━━━━━ LISTED RECORDS

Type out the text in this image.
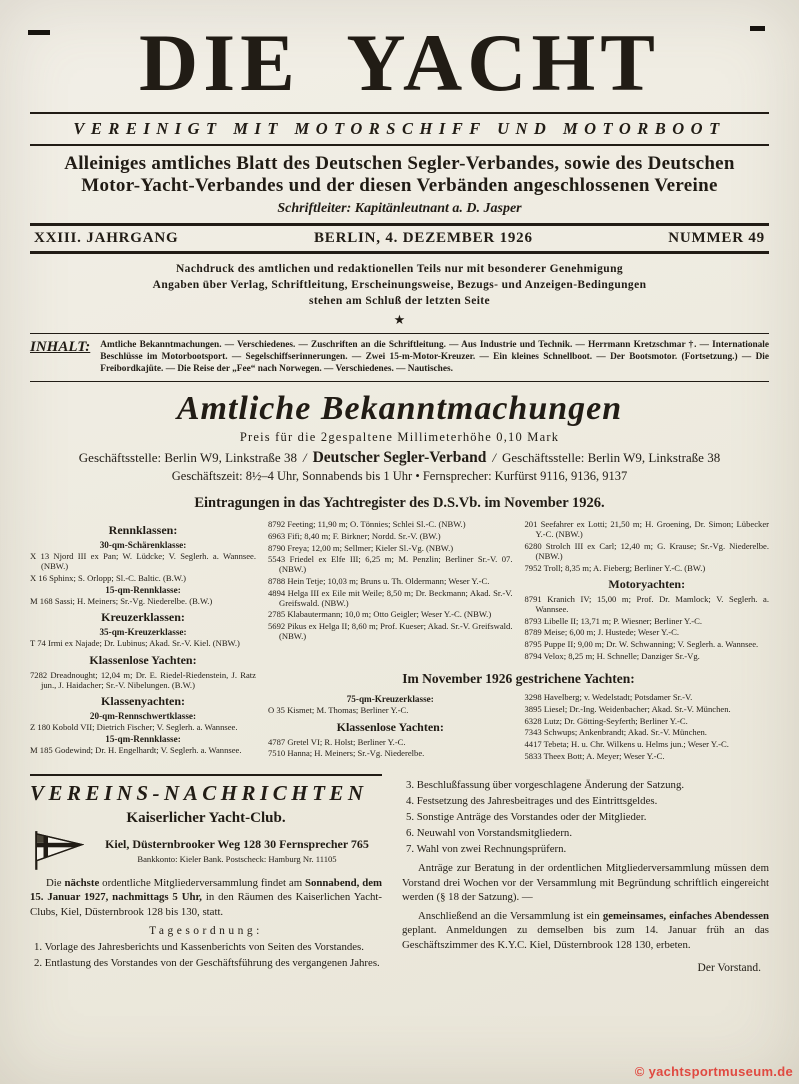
DIE YACHT
VEREINIGT MIT MOTORSCHIFF UND MOTORBOOT
Alleiniges amtliches Blatt des Deutschen Segler-Verbandes, sowie des Deutschen
Motor-Yacht-Verbandes und der diesen Verbänden angeschlossenen Vereine
Schriftleiter: Kapitänleutnant a. D. Jasper
XXIII. JAHRGANG	BERLIN, 4. DEZEMBER 1926	NUMMER 49
Nachdruck des amtlichen und redaktionellen Teils nur mit besonderer Genehmigung
Angaben über Verlag, Schriftleitung, Erscheinungsweise, Bezugs- und Anzeigen-Bedingungen
stehen am Schluß der letzten Seite
★
INHALT: Amtliche Bekanntmachungen. — Verschiedenes. — Zuschriften an die Schriftleitung. — Aus Industrie und Technik. — Herrmann Kretzschmar †. — Internationale Beschlüsse im Motorbootsport. — Segelschiffserinnerungen. — Zwei 15-m-Motor-Kreuzer. — Ein kleines Schnellboot. — Der Bootsmotor. (Fortsetzung.) — Die Freibordkajüte. — Die Reise der „Fee“ nach Norwegen. — Verschiedenes. — Nautisches.
Amtliche Bekanntmachungen
Preis für die 2gespaltene Millimeterhöhe 0,10 Mark
Geschäftsstelle: Berlin W9, Linkstraße 38 / Deutscher Segler-Verband / Geschäftsstelle: Berlin W9, Linkstraße 38
Geschäftszeit: 8½–4 Uhr, Sonnabends bis 1 Uhr • Fernsprecher: Kurfürst 9116, 9136, 9137
Eintragungen in das Yachtregister des D.S.Vb. im November 1926.
Rennklassen:
30-qm-Schärenklasse:
X 13 Njord III ex Pan; W. Lüdcke; V. Seglerh. a. Wannsee. (NBW.)
X 16 Sphinx; S. Orlopp; Sl.-C. Baltic. (B.W.)
15-qm-Rennklasse:
M 168 Sassi; H. Meiners; Sr.-Vg. Niederelbe. (B.W.)
Kreuzerklassen:
35-qm-Kreuzerklasse:
T 74 Irmi ex Najade; Dr. Lubinus; Akad. Sr.-V. Kiel. (NBW.)
Klassenlose Yachten:
7282 Dreadnought; 12,04 m; Dr. E. Riedel-Riedenstein, J. Ratz jun., J. Haidacher; Sr.-V. Nibelungen. (B.W.)
Klassenyachten:
20-qm-Rennschwertklasse:
Z 180 Kobold VII; Dietrich Fischer; V. Seglerh. a. Wannsee.
15-qm-Rennklasse:
M 185 Godewind; Dr. H. Engelhardt; V. Seglerh. a. Wannsee.
8792 Feeting; 11,90 m; O. Tönnies; Schlei Sl.-C. (NBW.)
6963 Fifi; 8,40 m; F. Birkner; Nordd. Sr.-V. (BW.)
8790 Freya; 12,00 m; Sellmer; Kieler Sl.-Vg. (NBW.)
5543 Friedel ex Elfe III; 6,25 m; M. Penzlin; Berliner Sr.-V. 07. (NBW.)
8788 Hein Tetje; 10,03 m; Bruns u. Th. Oldermann; Weser Y.-C.
4894 Helga III ex Eile mit Weile; 8,50 m; Dr. Beckmann; Akad. Sr.-V. Greifswald. (NBW.)
2785 Klabautermann; 10,0 m; Otto Geigler; Weser Y.-C. (NBW.)
5692 Pikus ex Helga II; 8,60 m; Prof. Kueser; Akad. Sr.-V. Greifswald. (NBW.)
201 Seefahrer ex Lotti; 21,50 m; H. Groening, Dr. Simon; Lübecker Y.-C. (NBW.)
6280 Strolch III ex Carl; 12,40 m; G. Krause; Sr.-Vg. Niederelbe. (NBW.)
7952 Troll; 8,35 m; A. Fieberg; Berliner Y.-C. (BW.)
Motoryachten:
8791 Kranich IV; 15,00 m; Prof. Dr. Mamlock; V. Seglerh. a. Wannsee.
8793 Libelle II; 13,71 m; P. Wiesner; Berliner Y.-C.
8789 Meise; 6,00 m; J. Hustede; Weser Y.-C.
8795 Puppe II; 9,00 m; Dr. W. Schwanning; V. Seglerh. a. Wannsee.
8794 Velox; 8,25 m; H. Schnelle; Danziger Sr.-Vg.
Im November 1926 gestrichene Yachten:
75-qm-Kreuzerklasse:
O 35 Kismet; M. Thomas; Berliner Y.-C.
Klassenlose Yachten:
4787 Gretel VI; R. Holst; Berliner Y.-C.
7510 Hanna; H. Meiners; Sr.-Vg. Niederelbe.
3298 Havelberg; v. Wedelstadt; Potsdamer Sr.-V.
3895 Liesel; Dr.-Ing. Weidenbacher; Akad. Sr.-V. München.
6328 Lutz; Dr. Götting-Seyferth; Berliner Y.-C.
7343 Schwups; Ankenbrandt; Akad. Sr.-V. München.
4417 Tebeta; H. u. Chr. Wilkens u. Helms jun.; Weser Y.-C.
5833 Theex Bott; A. Meyer; Weser Y.-C.
VEREINS-NACHRICHTEN
Kaiserlicher Yacht-Club.
Kiel, Düsternbrooker Weg 128 30 Fernsprecher 765
Bankkonto: Kieler Bank. Postscheck: Hamburg Nr. 11105

Die nächste ordentliche Mitgliederversammlung findet am Sonnabend, dem 15. Januar 1927, nachmittags 5 Uhr, in den Räumen des Kaiserlichen Yacht-Clubs, Kiel, Düsternbrook 128 bis 130, statt.

Tagesordnung:
1. Vorlage des Jahresberichts und Kassenberichts von Seiten des Vorstandes.
2. Entlastung des Vorstandes von der Geschäftsführung des vergangenen Jahres.
3. Beschlußfassung über vorgeschlagene Änderung der Satzung.
4. Festsetzung des Jahresbeitrages und des Eintrittsgeldes.
5. Sonstige Anträge des Vorstandes oder der Mitglieder.
6. Neuwahl von Vorstandsmitgliedern.
7. Wahl von zwei Rechnungsprüfern.

Anträge zur Beratung in der ordentlichen Mitgliederversammlung müssen dem Vorstand drei Wochen vor der Versammlung mit Begründung schriftlich eingereicht werden (§ 18 der Satzung). —

Anschließend an die Versammlung ist ein gemeinsames, einfaches Abendessen geplant. Anmeldungen zu demselben bis zum 14. Januar früh an das Geschäftszimmer des K.Y.C. Kiel, Düsternbrook 128 130, erbeten.

Der Vorstand.
© yachtsportmuseum.de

━━━━━━━━━━

**REQUIREMENTS:**
Single out each line of the records above with the string "Meiners" in it, and copy it.

**TASK ANSWER:**
M 168 Sassi; H. Meiners; Sr.-Vg. Niederelbe. (B.W.)
7510 Hanna; H. Meiners; Sr.-Vg. Niederelbe.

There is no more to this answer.